start Records to use
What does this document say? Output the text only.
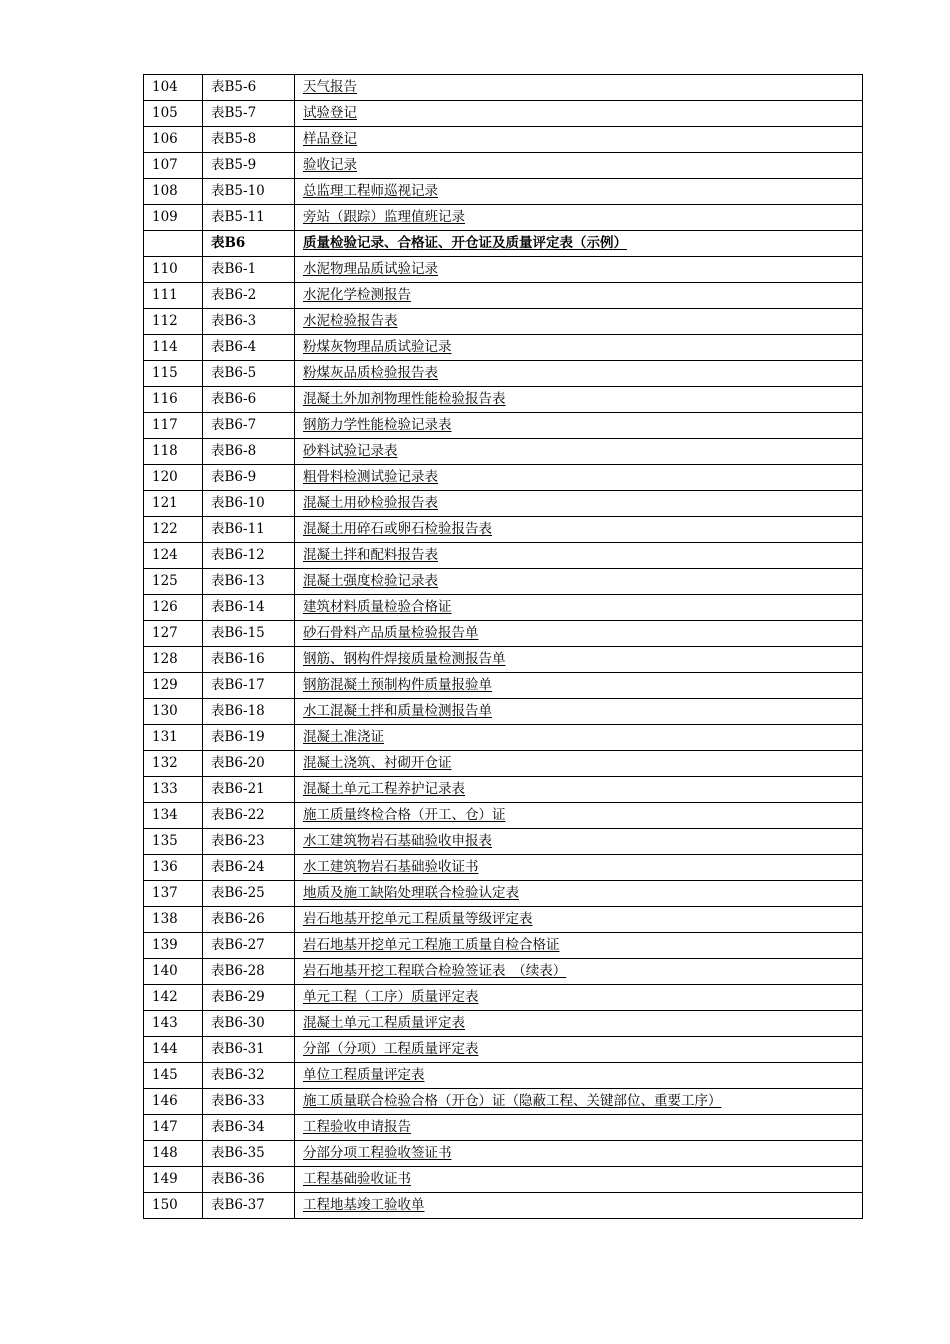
104	表B5-6	天气报告
105	表B5-7	试验登记
106	表B5-8	样品登记
107	表B5-9	验收记录
108	表B5-10	总监理工程师巡视记录
109	表B5-11	旁站（跟踪）监理值班记录
	表B6	质量检验记录、合格证、开仓证及质量评定表（示例）
110	表B6-1	水泥物理品质试验记录
111	表B6-2	水泥化学检测报告
112	表B6-3	水泥检验报告表
114	表B6-4	粉煤灰物理品质试验记录
115	表B6-5	粉煤灰品质检验报告表
116	表B6-6	混凝土外加剂物理性能检验报告表
117	表B6-7	钢筋力学性能检验记录表
118	表B6-8	砂料试验记录表
120	表B6-9	粗骨料检测试验记录表
121	表B6-10	混凝土用砂检验报告表
122	表B6-11	混凝土用碎石或卵石检验报告表
124	表B6-12	混凝土拌和配料报告表
125	表B6-13	混凝土强度检验记录表
126	表B6-14	建筑材料质量检验合格证
127	表B6-15	砂石骨料产品质量检验报告单
128	表B6-16	钢筋、钢构件焊接质量检测报告单
129	表B6-17	钢筋混凝土预制构件质量报验单
130	表B6-18	水工混凝土拌和质量检测报告单
131	表B6-19	混凝土准浇证
132	表B6-20	混凝土浇筑、衬砌开仓证
133	表B6-21	混凝土单元工程养护记录表
134	表B6-22	施工质量终检合格（开工、仓）证
135	表B6-23	水工建筑物岩石基础验收申报表
136	表B6-24	水工建筑物岩石基础验收证书
137	表B6-25	地质及施工缺陷处理联合检验认定表
138	表B6-26	岩石地基开挖单元工程质量等级评定表
139	表B6-27	岩石地基开挖单元工程施工质量自检合格证
140	表B6-28	岩石地基开挖工程联合检验签证表　（续表）
142	表B6-29	单元工程（工序）质量评定表
143	表B6-30	混凝土单元工程质量评定表
144	表B6-31	分部（分项）工程质量评定表
145	表B6-32	单位工程质量评定表
146	表B6-33	施工质量联合检验合格（开仓）证（隐蔽工程、关键部位、重要工序）
147	表B6-34	工程验收申请报告
148	表B6-35	分部分项工程验收签证书
149	表B6-36	工程基础验收证书
150	表B6-37	工程地基竣工验收单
end Records to use
To be done: Copy every entry exactly as written. Pictures are excluded.

The completed task:
What does this document say? Output the text only.
104	表B5-6	天气报告
105	表B5-7	试验登记
106	表B5-8	样品登记
107	表B5-9	验收记录
108	表B5-10	总监理工程师巡视记录
109	表B5-11	旁站（跟踪）监理值班记录
	表B6	质量检验记录、合格证、开仓证及质量评定表（示例）
110	表B6-1	水泥物理品质试验记录
111	表B6-2	水泥化学检测报告
112	表B6-3	水泥检验报告表
114	表B6-4	粉煤灰物理品质试验记录
115	表B6-5	粉煤灰品质检验报告表
116	表B6-6	混凝土外加剂物理性能检验报告表
117	表B6-7	钢筋力学性能检验记录表
118	表B6-8	砂料试验记录表
120	表B6-9	粗骨料检测试验记录表
121	表B6-10	混凝土用砂检验报告表
122	表B6-11	混凝土用碎石或卵石检验报告表
124	表B6-12	混凝土拌和配料报告表
125	表B6-13	混凝土强度检验记录表
126	表B6-14	建筑材料质量检验合格证
127	表B6-15	砂石骨料产品质量检验报告单
128	表B6-16	钢筋、钢构件焊接质量检测报告单
129	表B6-17	钢筋混凝土预制构件质量报验单
130	表B6-18	水工混凝土拌和质量检测报告单
131	表B6-19	混凝土准浇证
132	表B6-20	混凝土浇筑、衬砌开仓证
133	表B6-21	混凝土单元工程养护记录表
134	表B6-22	施工质量终检合格（开工、仓）证
135	表B6-23	水工建筑物岩石基础验收申报表
136	表B6-24	水工建筑物岩石基础验收证书
137	表B6-25	地质及施工缺陷处理联合检验认定表
138	表B6-26	岩石地基开挖单元工程质量等级评定表
139	表B6-27	岩石地基开挖单元工程施工质量自检合格证
140	表B6-28	岩石地基开挖工程联合检验签证表　（续表）
142	表B6-29	单元工程（工序）质量评定表
143	表B6-30	混凝土单元工程质量评定表
144	表B6-31	分部（分项）工程质量评定表
145	表B6-32	单位工程质量评定表
146	表B6-33	施工质量联合检验合格（开仓）证（隐蔽工程、关键部位、重要工序）
147	表B6-34	工程验收申请报告
148	表B6-35	分部分项工程验收签证书
149	表B6-36	工程基础验收证书
150	表B6-37	工程地基竣工验收单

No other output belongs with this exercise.